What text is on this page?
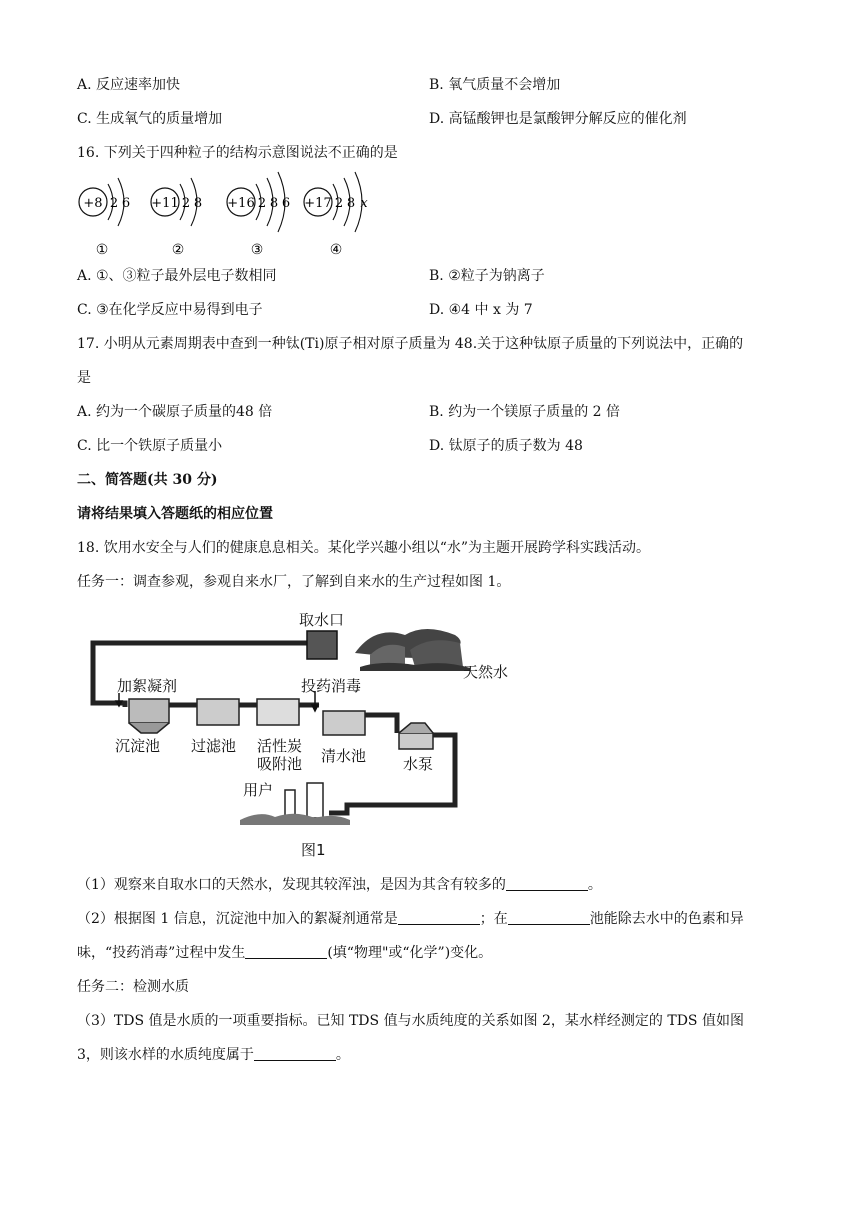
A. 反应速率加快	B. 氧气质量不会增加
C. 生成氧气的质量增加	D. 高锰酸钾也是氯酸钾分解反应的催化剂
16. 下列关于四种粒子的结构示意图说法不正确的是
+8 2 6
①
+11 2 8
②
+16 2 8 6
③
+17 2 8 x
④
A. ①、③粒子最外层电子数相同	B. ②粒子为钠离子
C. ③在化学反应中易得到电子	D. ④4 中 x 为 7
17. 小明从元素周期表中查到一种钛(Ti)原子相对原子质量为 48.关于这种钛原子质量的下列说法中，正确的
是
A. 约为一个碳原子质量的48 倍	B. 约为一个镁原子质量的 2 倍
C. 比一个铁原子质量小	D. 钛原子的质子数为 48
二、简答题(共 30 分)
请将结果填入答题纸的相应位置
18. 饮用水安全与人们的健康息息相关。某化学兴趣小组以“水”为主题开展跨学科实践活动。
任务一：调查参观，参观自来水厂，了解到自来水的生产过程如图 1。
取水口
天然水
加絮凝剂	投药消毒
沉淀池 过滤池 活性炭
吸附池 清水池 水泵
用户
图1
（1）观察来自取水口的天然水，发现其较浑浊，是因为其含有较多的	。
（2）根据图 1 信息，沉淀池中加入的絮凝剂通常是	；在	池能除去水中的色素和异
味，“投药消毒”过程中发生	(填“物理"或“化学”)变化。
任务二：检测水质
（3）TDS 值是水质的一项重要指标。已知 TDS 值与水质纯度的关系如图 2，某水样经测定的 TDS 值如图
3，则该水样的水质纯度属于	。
━━━━━━━━━━━━━━━━
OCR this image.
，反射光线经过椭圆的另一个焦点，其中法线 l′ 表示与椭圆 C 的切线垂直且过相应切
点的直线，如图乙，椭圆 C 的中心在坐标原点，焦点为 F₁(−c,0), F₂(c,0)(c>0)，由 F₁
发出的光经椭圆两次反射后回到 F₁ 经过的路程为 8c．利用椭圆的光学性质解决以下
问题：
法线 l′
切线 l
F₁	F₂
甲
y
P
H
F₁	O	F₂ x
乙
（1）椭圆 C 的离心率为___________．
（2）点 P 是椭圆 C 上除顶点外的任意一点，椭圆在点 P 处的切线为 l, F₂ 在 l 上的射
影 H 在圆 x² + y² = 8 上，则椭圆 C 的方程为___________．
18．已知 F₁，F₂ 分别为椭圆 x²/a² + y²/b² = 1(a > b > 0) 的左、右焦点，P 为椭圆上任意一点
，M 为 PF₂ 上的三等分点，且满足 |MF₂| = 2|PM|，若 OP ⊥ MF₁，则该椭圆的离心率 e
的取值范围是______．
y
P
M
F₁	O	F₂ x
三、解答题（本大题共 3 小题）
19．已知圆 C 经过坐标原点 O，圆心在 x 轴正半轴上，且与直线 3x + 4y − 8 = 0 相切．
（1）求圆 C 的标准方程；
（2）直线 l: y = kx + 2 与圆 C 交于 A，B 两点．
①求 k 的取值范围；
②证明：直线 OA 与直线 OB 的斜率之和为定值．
━━━━━━━━━━━━━━━━
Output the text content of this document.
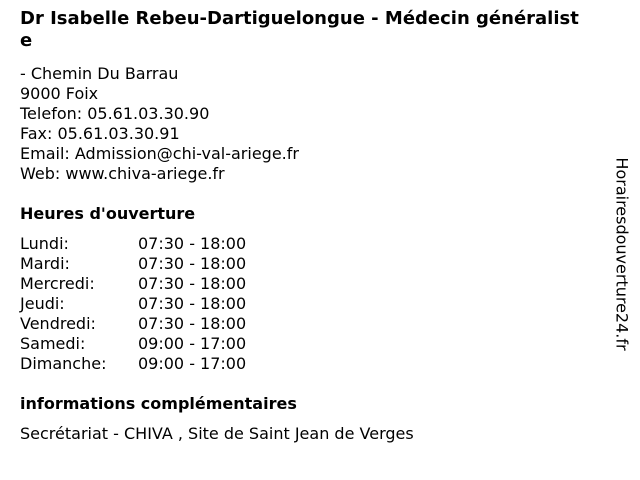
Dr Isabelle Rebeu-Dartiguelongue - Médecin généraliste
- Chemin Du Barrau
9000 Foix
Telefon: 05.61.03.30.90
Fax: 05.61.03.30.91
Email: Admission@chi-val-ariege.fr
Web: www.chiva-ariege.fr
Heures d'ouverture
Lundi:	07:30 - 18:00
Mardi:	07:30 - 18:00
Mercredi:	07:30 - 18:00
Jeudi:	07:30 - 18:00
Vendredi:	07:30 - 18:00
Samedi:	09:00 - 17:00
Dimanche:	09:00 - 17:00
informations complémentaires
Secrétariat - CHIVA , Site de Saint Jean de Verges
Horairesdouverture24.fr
━━━━━━━━━━━━━━━━
→ **REQUIREMENT**: Find and copy every line in the entries above where the string "this" occurs.

→ **CORRECT RESULT**:
What text is on this page?
OCR this image.
Output the text content of this document.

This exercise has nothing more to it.